WHAT IS NEEDED:
Copy everything from the start of the data down to the line containing "있어. 4000마 [108,267,568,287]", swapping "screenshot" for "screen capture" and leaving all else unchanged.

= = = = = = =

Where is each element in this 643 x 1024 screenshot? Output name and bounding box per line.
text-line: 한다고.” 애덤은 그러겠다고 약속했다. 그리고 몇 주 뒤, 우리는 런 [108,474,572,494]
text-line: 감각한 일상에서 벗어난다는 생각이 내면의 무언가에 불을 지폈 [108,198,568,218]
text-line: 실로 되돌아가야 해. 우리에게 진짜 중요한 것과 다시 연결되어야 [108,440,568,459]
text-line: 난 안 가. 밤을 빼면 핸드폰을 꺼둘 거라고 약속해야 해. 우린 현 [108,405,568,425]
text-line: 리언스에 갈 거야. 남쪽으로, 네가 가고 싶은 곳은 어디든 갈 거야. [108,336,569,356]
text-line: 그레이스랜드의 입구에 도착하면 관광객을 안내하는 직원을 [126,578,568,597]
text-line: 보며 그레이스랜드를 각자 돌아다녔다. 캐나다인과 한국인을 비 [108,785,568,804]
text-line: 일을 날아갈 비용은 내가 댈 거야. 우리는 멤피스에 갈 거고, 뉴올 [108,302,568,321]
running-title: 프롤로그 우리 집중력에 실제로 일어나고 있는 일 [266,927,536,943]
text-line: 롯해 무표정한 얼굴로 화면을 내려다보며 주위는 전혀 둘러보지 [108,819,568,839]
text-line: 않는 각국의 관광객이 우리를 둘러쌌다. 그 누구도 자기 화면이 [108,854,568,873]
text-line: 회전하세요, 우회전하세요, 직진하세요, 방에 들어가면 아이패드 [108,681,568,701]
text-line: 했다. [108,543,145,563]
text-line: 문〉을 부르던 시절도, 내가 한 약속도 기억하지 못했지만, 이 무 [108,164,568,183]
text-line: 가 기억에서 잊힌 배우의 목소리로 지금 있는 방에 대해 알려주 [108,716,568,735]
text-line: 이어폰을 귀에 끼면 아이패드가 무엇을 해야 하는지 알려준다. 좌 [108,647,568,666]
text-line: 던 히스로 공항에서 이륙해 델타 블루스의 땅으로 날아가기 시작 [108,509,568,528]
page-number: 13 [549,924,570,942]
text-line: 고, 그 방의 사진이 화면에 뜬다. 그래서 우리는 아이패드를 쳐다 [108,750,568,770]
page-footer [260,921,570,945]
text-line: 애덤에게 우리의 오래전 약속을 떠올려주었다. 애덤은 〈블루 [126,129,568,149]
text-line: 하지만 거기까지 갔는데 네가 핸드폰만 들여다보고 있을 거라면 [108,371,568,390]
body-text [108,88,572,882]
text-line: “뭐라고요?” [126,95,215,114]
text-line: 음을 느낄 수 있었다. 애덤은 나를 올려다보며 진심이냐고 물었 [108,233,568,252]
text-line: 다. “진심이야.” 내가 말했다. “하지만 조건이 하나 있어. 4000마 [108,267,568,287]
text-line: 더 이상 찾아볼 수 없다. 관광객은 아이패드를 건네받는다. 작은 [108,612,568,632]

= = = = = = =

THE REPLY:
Where is each element in this 643 x 1024 screen capture? Output name and bounding box per line.
text-line: 한다고.” 애덤은 그러겠다고 약속했다. 그리고 몇 주 뒤, 우리는 런 [108,474,572,494]
text-line: 감각한 일상에서 벗어난다는 생각이 내면의 무언가에 불을 지폈 [108,198,568,218]
text-line: 실로 되돌아가야 해. 우리에게 진짜 중요한 것과 다시 연결되어야 [108,440,568,459]
text-line: 난 안 가. 밤을 빼면 핸드폰을 꺼둘 거라고 약속해야 해. 우린 현 [108,405,568,425]
text-line: 리언스에 갈 거야. 남쪽으로, 네가 가고 싶은 곳은 어디든 갈 거야. [108,336,569,356]
text-line: 그레이스랜드의 입구에 도착하면 관광객을 안내하는 직원을 [126,578,568,597]
text-line: 보며 그레이스랜드를 각자 돌아다녔다. 캐나다인과 한국인을 비 [108,785,568,804]
text-line: 일을 날아갈 비용은 내가 댈 거야. 우리는 멤피스에 갈 거고, 뉴올 [108,302,568,321]
running-title: 프롤로그 우리 집중력에 실제로 일어나고 있는 일 [266,927,536,943]
text-line: 롯해 무표정한 얼굴로 화면을 내려다보며 주위는 전혀 둘러보지 [108,819,568,839]
text-line: 않는 각국의 관광객이 우리를 둘러쌌다. 그 누구도 자기 화면이 [108,854,568,873]
text-line: 회전하세요, 우회전하세요, 직진하세요, 방에 들어가면 아이패드 [108,681,568,701]
text-line: 했다. [108,543,145,563]
text-line: 문〉을 부르던 시절도, 내가 한 약속도 기억하지 못했지만, 이 무 [108,164,568,183]
text-line: 가 기억에서 잊힌 배우의 목소리로 지금 있는 방에 대해 알려주 [108,716,568,735]
text-line: 이어폰을 귀에 끼면 아이패드가 무엇을 해야 하는지 알려준다. 좌 [108,647,568,666]
text-line: 던 히스로 공항에서 이륙해 델타 블루스의 땅으로 날아가기 시작 [108,509,568,528]
page-number: 13 [549,924,570,942]
text-line: 고, 그 방의 사진이 화면에 뜬다. 그래서 우리는 아이패드를 쳐다 [108,750,568,770]
page-footer [260,921,570,945]
text-line: 애덤에게 우리의 오래전 약속을 떠올려주었다. 애덤은 〈블루 [126,129,568,149]
text-line: 하지만 거기까지 갔는데 네가 핸드폰만 들여다보고 있을 거라면 [108,371,568,390]
body-text [108,88,572,882]
text-line: “뭐라고요?” [126,95,215,114]
text-line: 음을 느낄 수 있었다. 애덤은 나를 올려다보며 진심이냐고 물었 [108,233,568,252]
text-line: 다. “진심이야.” 내가 말했다. “하지만 조건이 하나 있어. 4000마 [108,267,568,287]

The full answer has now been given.